---------- GIVEN INFORMATION ----------

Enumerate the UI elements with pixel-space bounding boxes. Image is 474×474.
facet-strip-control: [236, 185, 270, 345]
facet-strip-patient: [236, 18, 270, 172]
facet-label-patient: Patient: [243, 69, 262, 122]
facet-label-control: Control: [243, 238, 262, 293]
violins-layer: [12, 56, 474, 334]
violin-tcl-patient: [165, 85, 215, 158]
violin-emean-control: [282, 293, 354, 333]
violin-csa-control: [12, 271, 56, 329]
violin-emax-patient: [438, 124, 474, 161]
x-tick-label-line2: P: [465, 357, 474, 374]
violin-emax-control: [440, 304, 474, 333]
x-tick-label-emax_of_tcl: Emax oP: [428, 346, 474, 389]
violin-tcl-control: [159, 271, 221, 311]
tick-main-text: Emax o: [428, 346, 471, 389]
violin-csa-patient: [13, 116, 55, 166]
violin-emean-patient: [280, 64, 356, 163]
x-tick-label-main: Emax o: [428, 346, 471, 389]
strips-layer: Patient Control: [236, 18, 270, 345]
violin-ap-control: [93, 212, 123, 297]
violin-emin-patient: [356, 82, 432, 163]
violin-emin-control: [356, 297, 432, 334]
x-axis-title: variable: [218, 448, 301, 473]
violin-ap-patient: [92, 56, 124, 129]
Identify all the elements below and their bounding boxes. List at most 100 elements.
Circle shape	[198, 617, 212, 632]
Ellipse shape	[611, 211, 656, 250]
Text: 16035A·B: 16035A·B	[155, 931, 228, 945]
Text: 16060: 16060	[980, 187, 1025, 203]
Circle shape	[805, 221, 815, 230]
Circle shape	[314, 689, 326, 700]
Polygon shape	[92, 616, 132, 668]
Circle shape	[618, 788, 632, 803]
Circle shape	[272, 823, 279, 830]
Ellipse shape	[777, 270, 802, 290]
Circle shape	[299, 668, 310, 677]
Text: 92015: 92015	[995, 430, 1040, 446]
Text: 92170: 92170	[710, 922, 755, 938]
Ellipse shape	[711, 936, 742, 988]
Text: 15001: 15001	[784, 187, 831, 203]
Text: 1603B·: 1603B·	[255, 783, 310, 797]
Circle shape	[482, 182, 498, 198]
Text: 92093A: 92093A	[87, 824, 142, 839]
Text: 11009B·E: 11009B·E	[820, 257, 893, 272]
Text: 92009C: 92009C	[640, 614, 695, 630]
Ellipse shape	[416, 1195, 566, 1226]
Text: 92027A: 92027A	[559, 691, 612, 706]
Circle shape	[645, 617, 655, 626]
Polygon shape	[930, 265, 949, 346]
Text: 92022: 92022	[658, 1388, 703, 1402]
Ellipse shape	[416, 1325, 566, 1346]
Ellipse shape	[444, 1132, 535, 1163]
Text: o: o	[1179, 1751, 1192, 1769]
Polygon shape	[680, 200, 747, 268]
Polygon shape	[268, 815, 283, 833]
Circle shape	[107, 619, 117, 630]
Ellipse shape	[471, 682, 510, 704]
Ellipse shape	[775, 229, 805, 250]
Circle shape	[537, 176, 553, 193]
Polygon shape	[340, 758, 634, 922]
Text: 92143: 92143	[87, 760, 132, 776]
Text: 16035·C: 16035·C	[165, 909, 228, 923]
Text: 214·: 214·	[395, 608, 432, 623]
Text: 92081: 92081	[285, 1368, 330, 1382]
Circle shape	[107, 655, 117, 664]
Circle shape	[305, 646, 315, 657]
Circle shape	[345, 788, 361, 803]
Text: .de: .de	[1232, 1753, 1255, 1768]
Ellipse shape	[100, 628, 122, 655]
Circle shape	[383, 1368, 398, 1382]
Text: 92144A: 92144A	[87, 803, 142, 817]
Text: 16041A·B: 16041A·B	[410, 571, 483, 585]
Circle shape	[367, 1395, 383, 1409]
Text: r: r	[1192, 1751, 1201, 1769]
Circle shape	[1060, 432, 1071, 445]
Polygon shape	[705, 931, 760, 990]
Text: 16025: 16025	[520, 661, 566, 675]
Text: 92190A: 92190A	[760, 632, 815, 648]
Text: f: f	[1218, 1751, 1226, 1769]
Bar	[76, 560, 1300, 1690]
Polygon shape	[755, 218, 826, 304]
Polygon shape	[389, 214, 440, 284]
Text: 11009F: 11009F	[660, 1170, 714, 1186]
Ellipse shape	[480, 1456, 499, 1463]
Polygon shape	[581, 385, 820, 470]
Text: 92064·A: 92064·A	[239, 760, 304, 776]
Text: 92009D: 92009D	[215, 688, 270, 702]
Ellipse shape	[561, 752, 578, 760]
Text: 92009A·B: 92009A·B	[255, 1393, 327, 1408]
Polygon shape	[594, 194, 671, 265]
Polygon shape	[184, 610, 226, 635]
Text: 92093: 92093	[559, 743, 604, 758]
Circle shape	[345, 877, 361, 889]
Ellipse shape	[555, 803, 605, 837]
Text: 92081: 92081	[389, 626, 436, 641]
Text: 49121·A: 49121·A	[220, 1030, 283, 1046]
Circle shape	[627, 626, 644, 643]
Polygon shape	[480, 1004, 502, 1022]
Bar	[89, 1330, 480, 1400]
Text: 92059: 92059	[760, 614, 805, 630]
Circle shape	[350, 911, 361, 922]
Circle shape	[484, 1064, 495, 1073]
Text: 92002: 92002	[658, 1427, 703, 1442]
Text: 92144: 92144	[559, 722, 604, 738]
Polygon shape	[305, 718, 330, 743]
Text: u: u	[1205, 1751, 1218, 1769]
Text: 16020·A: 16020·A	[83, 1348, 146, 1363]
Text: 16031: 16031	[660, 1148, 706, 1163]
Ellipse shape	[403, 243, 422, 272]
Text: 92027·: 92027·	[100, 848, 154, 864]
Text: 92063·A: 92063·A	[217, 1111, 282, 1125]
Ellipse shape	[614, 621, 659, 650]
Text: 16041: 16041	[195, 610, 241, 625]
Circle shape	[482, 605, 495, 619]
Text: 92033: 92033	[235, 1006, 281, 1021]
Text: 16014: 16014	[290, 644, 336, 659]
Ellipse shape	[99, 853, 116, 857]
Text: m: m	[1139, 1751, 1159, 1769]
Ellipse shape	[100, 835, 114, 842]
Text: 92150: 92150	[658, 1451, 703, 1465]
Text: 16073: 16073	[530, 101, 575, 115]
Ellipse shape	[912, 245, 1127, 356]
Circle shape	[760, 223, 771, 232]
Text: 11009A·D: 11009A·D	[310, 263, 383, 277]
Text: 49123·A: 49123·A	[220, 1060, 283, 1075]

----------

## EXERCISE REQUIREMENTS
Write out every line of the data above verbatim, making no changes of any kind.

## OUTPUT OF THE TASK
Enumerate the UI elements with pixel-space bounding boxes. Image is 474×474.
facet-strip-control: [236, 185, 270, 345]
facet-strip-patient: [236, 18, 270, 172]
facet-label-patient: Patient: [243, 69, 262, 122]
facet-label-control: Control: [243, 238, 262, 293]
violins-layer: [12, 56, 474, 334]
violin-tcl-patient: [165, 85, 215, 158]
violin-emean-control: [282, 293, 354, 333]
violin-csa-control: [12, 271, 56, 329]
violin-emax-patient: [438, 124, 474, 161]
x-tick-label-line2: P: [465, 357, 474, 374]
violin-emax-control: [440, 304, 474, 333]
x-tick-label-emax_of_tcl: Emax oP: [428, 346, 474, 389]
violin-tcl-control: [159, 271, 221, 311]
tick-main-text: Emax o: [428, 346, 471, 389]
violin-csa-patient: [13, 116, 55, 166]
violin-emean-patient: [280, 64, 356, 163]
x-tick-label-main: Emax o: [428, 346, 471, 389]
strips-layer: Patient Control: [236, 18, 270, 345]
violin-ap-control: [93, 212, 123, 297]
violin-emin-patient: [356, 82, 432, 163]
violin-emin-control: [356, 297, 432, 334]
x-axis-title: variable: [218, 448, 301, 473]
violin-ap-patient: [92, 56, 124, 129]
Identify all the elements below and their bounding boxes. List at most 100 elements.
Circle shape	[198, 617, 212, 632]
Ellipse shape	[611, 211, 656, 250]
Text: 16035A·B: 16035A·B	[155, 931, 228, 945]
Text: 16060: 16060	[980, 187, 1025, 203]
Circle shape	[805, 221, 815, 230]
Circle shape	[314, 689, 326, 700]
Polygon shape	[92, 616, 132, 668]
Circle shape	[618, 788, 632, 803]
Circle shape	[272, 823, 279, 830]
Ellipse shape	[777, 270, 802, 290]
Circle shape	[299, 668, 310, 677]
Text: 92015: 92015	[995, 430, 1040, 446]
Text: 92170: 92170	[710, 922, 755, 938]
Ellipse shape	[711, 936, 742, 988]
Text: 15001: 15001	[784, 187, 831, 203]
Text: 1603B·: 1603B·	[255, 783, 310, 797]
Circle shape	[482, 182, 498, 198]
Text: 92093A: 92093A	[87, 824, 142, 839]
Text: 11009B·E: 11009B·E	[820, 257, 893, 272]
Text: 92009C: 92009C	[640, 614, 695, 630]
Ellipse shape	[416, 1195, 566, 1226]
Text: 92027A: 92027A	[559, 691, 612, 706]
Circle shape	[645, 617, 655, 626]
Polygon shape	[930, 265, 949, 346]
Text: 92022: 92022	[658, 1388, 703, 1402]
Ellipse shape	[416, 1325, 566, 1346]
Ellipse shape	[444, 1132, 535, 1163]
Text: o: o	[1179, 1751, 1192, 1769]
Polygon shape	[680, 200, 747, 268]
Polygon shape	[268, 815, 283, 833]
Circle shape	[107, 619, 117, 630]
Ellipse shape	[471, 682, 510, 704]
Ellipse shape	[775, 229, 805, 250]
Circle shape	[537, 176, 553, 193]
Polygon shape	[340, 758, 634, 922]
Text: 92143: 92143	[87, 760, 132, 776]
Text: 16035·C: 16035·C	[165, 909, 228, 923]
Text: 214·: 214·	[395, 608, 432, 623]
Text: 92081: 92081	[285, 1368, 330, 1382]
Circle shape	[107, 655, 117, 664]
Circle shape	[305, 646, 315, 657]
Circle shape	[345, 788, 361, 803]
Text: .de: .de	[1232, 1753, 1255, 1768]
Ellipse shape	[100, 628, 122, 655]
Circle shape	[383, 1368, 398, 1382]
Text: 92144A: 92144A	[87, 803, 142, 817]
Text: 16041A·B: 16041A·B	[410, 571, 483, 585]
Circle shape	[367, 1395, 383, 1409]
Text: r: r	[1192, 1751, 1201, 1769]
Circle shape	[1060, 432, 1071, 445]
Polygon shape	[705, 931, 760, 990]
Text: 16025: 16025	[520, 661, 566, 675]
Text: 92190A: 92190A	[760, 632, 815, 648]
Text: f: f	[1218, 1751, 1226, 1769]
Bar	[76, 560, 1300, 1690]
Polygon shape	[755, 218, 826, 304]
Polygon shape	[389, 214, 440, 284]
Text: 11009F: 11009F	[660, 1170, 714, 1186]
Ellipse shape	[480, 1456, 499, 1463]
Polygon shape	[581, 385, 820, 470]
Text: 92064·A: 92064·A	[239, 760, 304, 776]
Text: 92009D: 92009D	[215, 688, 270, 702]
Ellipse shape	[561, 752, 578, 760]
Text: 92009A·B: 92009A·B	[255, 1393, 327, 1408]
Polygon shape	[594, 194, 671, 265]
Polygon shape	[184, 610, 226, 635]
Text: 92093: 92093	[559, 743, 604, 758]
Circle shape	[345, 877, 361, 889]
Ellipse shape	[555, 803, 605, 837]
Text: 92081: 92081	[389, 626, 436, 641]
Text: 49121·A: 49121·A	[220, 1030, 283, 1046]
Circle shape	[627, 626, 644, 643]
Polygon shape	[480, 1004, 502, 1022]
Bar	[89, 1330, 480, 1400]
Text: 92059: 92059	[760, 614, 805, 630]
Circle shape	[350, 911, 361, 922]
Circle shape	[484, 1064, 495, 1073]
Text: 92002: 92002	[658, 1427, 703, 1442]
Text: 92144: 92144	[559, 722, 604, 738]
Polygon shape	[305, 718, 330, 743]
Text: u: u	[1205, 1751, 1218, 1769]
Text: 16020·A: 16020·A	[83, 1348, 146, 1363]
Text: 16031: 16031	[660, 1148, 706, 1163]
Ellipse shape	[403, 243, 422, 272]
Text: 92027·: 92027·	[100, 848, 154, 864]
Text: 92063·A: 92063·A	[217, 1111, 282, 1125]
Ellipse shape	[614, 621, 659, 650]
Text: 16041: 16041	[195, 610, 241, 625]
Circle shape	[482, 605, 495, 619]
Text: 92033: 92033	[235, 1006, 281, 1021]
Text: 16014: 16014	[290, 644, 336, 659]
Ellipse shape	[99, 853, 116, 857]
Text: m: m	[1139, 1751, 1159, 1769]
Ellipse shape	[100, 835, 114, 842]
Text: 92150: 92150	[658, 1451, 703, 1465]
Text: 16073: 16073	[530, 101, 575, 115]
Ellipse shape	[912, 245, 1127, 356]
Circle shape	[760, 223, 771, 232]
Text: 11009A·D: 11009A·D	[310, 263, 383, 277]
Text: 49123·A: 49123·A	[220, 1060, 283, 1075]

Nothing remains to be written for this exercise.